───── Exercise data ─────

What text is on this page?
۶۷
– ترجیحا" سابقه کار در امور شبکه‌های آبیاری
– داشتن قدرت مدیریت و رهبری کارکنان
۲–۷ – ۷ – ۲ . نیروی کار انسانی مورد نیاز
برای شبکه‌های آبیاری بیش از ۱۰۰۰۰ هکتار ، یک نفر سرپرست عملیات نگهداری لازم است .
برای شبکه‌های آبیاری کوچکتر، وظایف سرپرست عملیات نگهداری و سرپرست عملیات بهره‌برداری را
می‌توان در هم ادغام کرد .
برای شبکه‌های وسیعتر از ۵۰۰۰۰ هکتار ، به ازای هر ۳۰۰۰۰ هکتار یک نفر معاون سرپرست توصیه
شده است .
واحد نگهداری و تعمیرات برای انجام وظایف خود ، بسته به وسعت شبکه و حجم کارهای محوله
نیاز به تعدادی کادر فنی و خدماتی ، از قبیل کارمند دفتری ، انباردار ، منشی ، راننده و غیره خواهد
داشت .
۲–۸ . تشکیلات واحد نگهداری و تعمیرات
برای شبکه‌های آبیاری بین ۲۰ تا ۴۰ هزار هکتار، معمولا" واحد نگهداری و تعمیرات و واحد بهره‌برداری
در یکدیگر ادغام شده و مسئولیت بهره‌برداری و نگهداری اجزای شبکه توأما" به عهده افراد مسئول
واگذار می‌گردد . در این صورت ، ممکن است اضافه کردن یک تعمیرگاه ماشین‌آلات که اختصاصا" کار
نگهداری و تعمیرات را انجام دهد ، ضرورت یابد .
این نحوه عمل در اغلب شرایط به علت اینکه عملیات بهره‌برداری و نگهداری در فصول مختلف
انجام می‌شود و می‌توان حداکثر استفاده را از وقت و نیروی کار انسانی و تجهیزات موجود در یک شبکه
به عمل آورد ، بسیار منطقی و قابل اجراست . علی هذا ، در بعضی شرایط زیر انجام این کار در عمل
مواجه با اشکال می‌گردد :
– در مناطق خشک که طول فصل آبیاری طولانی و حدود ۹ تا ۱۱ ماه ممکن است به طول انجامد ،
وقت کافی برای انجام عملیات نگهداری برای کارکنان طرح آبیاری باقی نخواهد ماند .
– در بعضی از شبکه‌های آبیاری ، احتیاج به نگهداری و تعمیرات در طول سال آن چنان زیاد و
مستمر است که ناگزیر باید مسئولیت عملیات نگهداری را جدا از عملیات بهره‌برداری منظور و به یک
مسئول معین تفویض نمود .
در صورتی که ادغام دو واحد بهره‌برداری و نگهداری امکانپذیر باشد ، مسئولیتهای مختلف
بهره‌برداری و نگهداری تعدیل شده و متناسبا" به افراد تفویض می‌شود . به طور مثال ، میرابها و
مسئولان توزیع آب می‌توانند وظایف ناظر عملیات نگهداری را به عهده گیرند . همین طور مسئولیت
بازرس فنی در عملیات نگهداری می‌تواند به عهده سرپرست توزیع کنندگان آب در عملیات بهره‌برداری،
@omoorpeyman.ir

─────

Return each full line of the entries that contains the word "وظایف".

▶ [Result of the task]:
برای شبکه‌های آبیاری کوچکتر، وظایف سرپرست عملیات نگهداری و سرپرست عملیات بهره‌برداری را
واحد نگهداری و تعمیرات برای انجام وظایف خود ، بسته به وسعت شبکه و حجم کارهای محوله
مسئولان توزیع آب می‌توانند وظایف ناظر عملیات نگهداری را به عهده گیرند . همین طور مسئولیت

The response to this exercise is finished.